▶ [Short task]: Gather every line from the entries below that includes "articles".

▶ [Source records]:
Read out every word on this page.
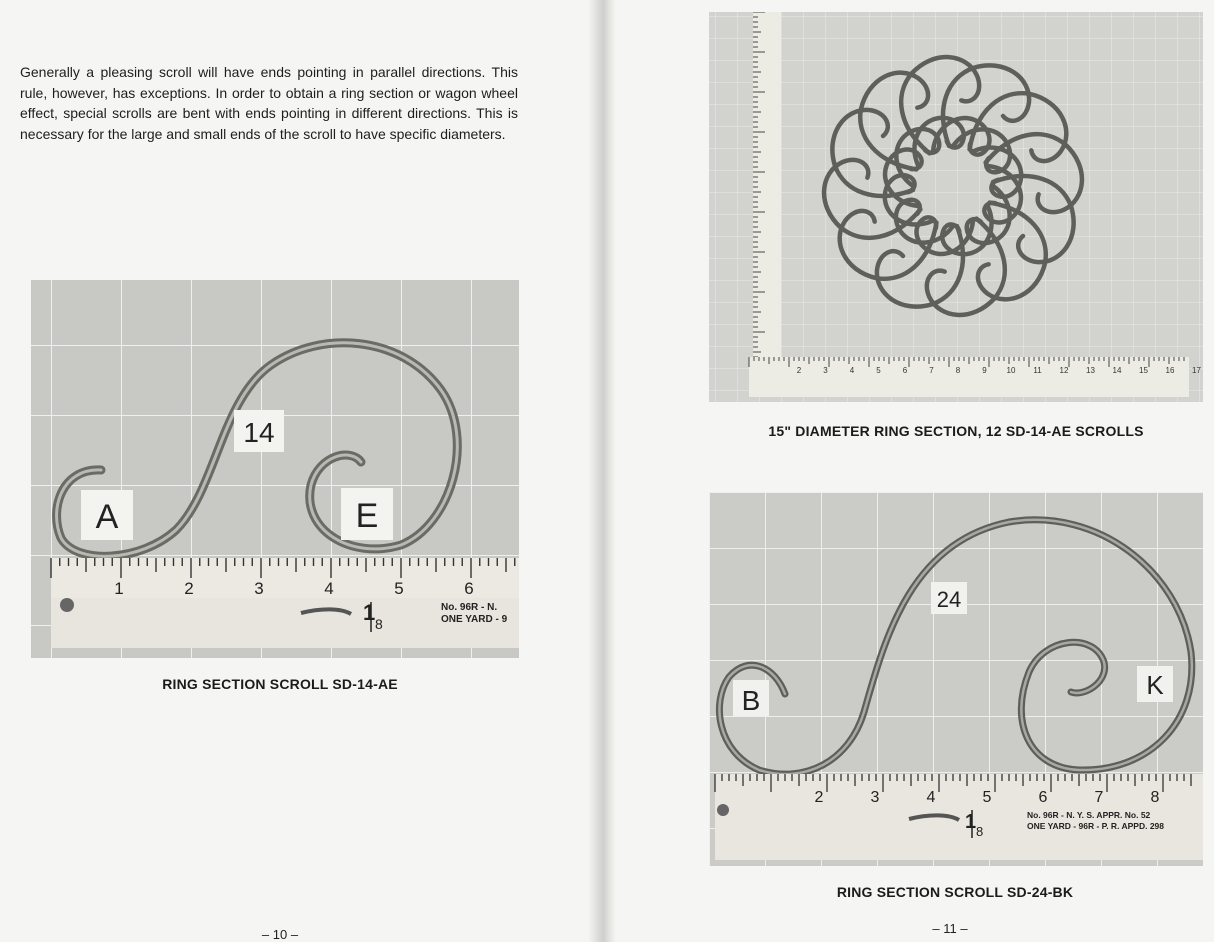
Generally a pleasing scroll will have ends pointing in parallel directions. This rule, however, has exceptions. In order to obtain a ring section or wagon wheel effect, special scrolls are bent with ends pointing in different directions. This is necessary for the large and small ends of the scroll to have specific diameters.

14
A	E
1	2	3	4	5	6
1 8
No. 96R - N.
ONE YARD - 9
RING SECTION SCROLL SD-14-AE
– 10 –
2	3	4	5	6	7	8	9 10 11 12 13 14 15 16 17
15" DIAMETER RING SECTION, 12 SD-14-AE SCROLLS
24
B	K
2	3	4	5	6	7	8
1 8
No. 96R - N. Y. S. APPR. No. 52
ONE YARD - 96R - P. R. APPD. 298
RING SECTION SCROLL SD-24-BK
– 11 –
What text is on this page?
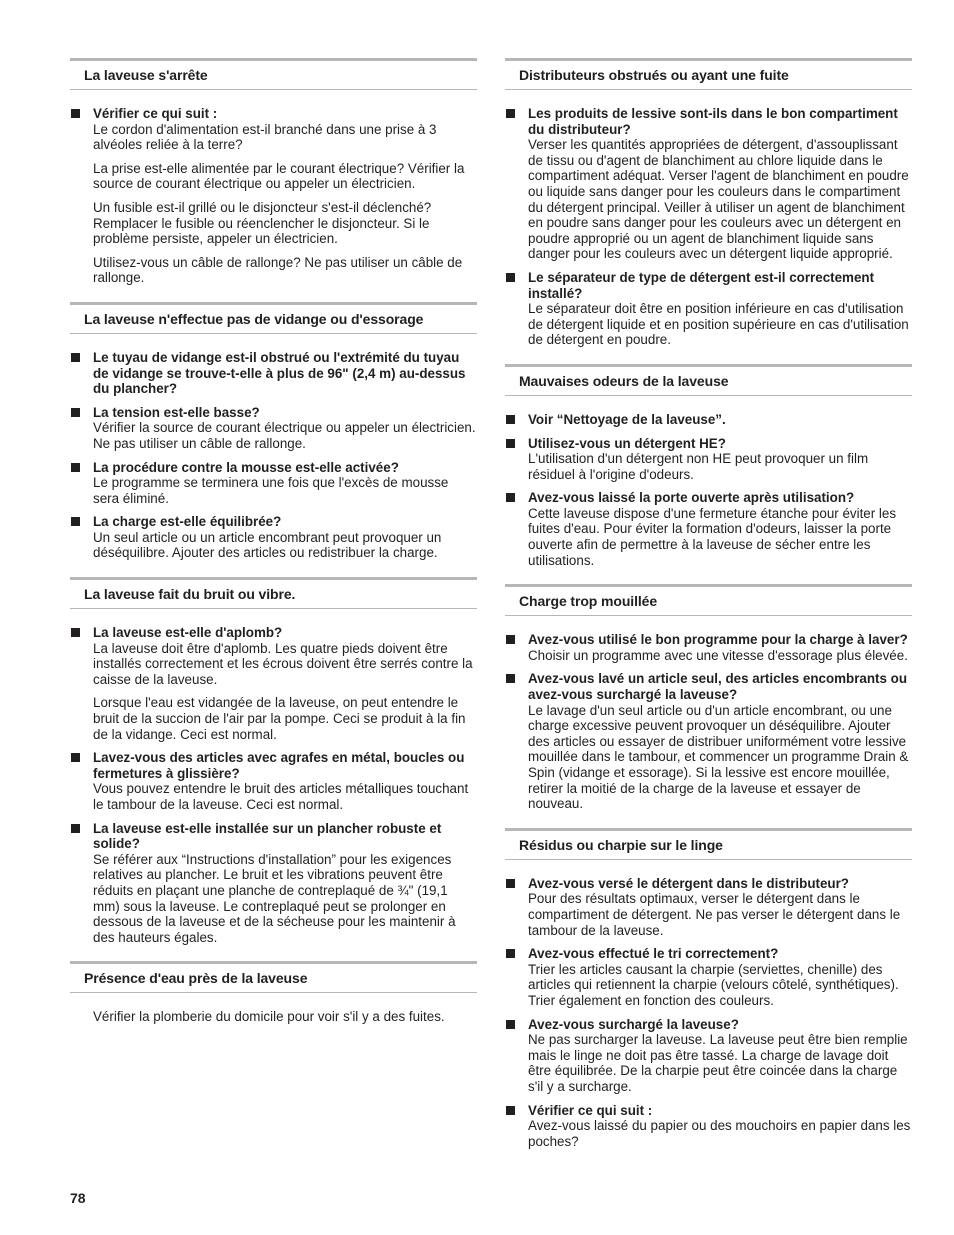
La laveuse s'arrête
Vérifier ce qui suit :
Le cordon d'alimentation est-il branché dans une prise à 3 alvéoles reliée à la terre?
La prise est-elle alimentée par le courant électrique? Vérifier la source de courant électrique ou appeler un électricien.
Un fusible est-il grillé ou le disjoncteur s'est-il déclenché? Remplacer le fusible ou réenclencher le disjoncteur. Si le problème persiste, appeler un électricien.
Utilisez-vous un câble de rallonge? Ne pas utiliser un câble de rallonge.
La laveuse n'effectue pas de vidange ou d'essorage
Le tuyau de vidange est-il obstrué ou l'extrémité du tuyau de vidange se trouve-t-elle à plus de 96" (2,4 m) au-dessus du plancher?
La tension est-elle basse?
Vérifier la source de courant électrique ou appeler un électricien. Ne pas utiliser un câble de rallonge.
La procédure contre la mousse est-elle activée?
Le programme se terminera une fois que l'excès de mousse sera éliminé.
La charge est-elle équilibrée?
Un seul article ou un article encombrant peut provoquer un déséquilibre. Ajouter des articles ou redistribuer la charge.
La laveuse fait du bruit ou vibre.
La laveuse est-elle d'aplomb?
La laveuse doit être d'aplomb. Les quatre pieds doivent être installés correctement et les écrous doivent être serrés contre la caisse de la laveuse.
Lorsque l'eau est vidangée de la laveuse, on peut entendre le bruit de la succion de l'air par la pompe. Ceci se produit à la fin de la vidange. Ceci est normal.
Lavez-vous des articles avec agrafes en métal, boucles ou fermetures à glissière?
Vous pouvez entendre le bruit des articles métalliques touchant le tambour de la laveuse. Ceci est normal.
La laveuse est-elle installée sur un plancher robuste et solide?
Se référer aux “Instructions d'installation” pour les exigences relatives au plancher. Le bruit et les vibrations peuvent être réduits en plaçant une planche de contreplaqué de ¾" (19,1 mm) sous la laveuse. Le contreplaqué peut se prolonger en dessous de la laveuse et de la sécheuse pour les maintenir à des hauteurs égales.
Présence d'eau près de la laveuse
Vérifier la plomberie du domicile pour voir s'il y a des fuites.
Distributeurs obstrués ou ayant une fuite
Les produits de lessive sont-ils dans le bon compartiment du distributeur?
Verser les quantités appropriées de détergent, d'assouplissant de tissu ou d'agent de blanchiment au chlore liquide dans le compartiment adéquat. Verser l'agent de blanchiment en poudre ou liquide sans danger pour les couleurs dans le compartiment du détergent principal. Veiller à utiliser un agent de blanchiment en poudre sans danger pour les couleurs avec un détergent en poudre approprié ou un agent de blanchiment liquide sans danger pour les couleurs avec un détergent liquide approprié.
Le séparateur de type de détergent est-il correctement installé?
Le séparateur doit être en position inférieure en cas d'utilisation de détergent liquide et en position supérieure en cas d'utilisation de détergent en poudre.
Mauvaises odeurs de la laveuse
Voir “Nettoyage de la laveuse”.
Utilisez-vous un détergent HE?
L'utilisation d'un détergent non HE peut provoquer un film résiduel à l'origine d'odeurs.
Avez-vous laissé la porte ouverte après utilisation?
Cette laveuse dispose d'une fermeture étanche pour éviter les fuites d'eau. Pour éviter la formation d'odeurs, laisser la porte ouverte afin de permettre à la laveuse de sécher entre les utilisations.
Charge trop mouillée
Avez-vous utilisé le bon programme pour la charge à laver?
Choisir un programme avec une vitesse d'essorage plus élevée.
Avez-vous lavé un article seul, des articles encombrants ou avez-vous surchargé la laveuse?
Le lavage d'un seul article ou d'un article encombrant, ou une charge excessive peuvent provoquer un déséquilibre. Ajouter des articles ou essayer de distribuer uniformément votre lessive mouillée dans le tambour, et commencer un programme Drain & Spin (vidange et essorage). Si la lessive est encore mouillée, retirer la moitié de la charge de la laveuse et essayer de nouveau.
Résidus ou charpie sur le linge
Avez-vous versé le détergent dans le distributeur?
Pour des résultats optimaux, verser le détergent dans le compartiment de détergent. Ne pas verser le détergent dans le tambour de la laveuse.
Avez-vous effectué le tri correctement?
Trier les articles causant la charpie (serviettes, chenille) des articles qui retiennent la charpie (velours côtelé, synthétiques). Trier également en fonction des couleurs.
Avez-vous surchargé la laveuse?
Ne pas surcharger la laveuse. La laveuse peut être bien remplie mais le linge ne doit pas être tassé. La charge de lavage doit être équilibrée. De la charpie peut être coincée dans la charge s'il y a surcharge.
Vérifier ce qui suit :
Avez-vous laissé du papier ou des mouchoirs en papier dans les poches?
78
--
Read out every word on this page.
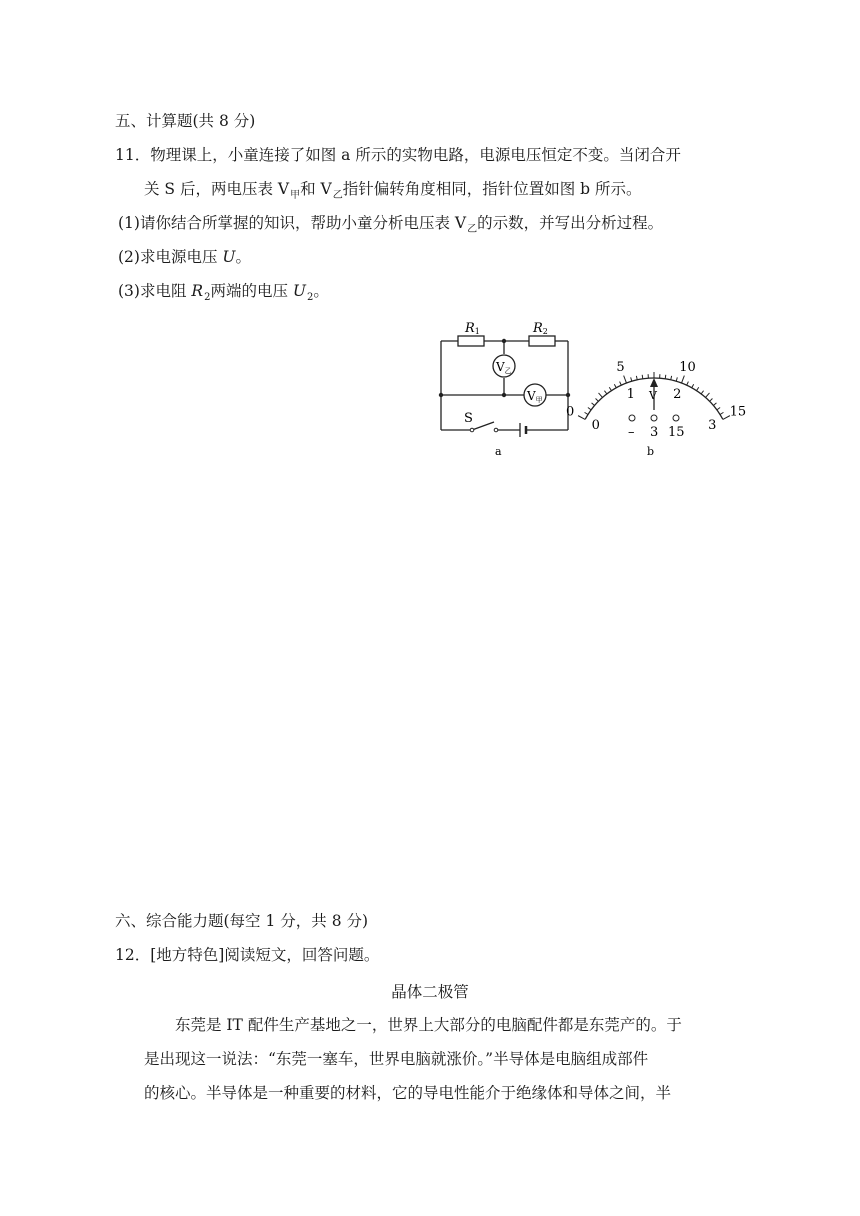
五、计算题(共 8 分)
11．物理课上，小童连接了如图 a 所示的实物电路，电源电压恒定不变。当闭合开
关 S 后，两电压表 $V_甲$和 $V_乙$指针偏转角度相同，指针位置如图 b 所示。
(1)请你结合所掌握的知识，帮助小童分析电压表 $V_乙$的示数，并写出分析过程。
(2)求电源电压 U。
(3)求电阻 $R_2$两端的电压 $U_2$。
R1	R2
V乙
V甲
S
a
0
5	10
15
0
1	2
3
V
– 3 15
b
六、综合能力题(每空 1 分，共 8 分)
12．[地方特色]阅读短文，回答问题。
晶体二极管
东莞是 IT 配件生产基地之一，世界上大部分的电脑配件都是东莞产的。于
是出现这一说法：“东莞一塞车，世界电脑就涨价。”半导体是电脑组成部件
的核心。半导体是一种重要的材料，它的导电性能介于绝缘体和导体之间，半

▶ [Reply to the exercise]:
Un seul article ou un article encombrant peut provoquer un déséquilibre. Ajouter des articles ou redistribuer la charge.
Lavez-vous des articles avec agrafes en métal, boucles ou fermetures à glissière?
Vous pouvez entendre le bruit des articles métalliques touchant le tambour de la laveuse. Ceci est normal.
Avez-vous lavé un article seul, des articles encombrants ou avez-vous surchargé la laveuse?
Le lavage d'un seul article ou d'un article encombrant, ou une charge excessive peuvent provoquer un déséquilibre. Ajouter des articles ou essayer de distribuer uniformément votre lessive mouillée dans le tambour, et commencer un programme Drain & Spin (vidange et essorage). Si la lessive est encore mouillée, retirer la moitié de la charge de la laveuse et essayer de nouveau.
Trier les articles causant la charpie (serviettes, chenille) des articles qui retiennent la charpie (velours côtelé, synthétiques). Trier également en fonction des couleurs.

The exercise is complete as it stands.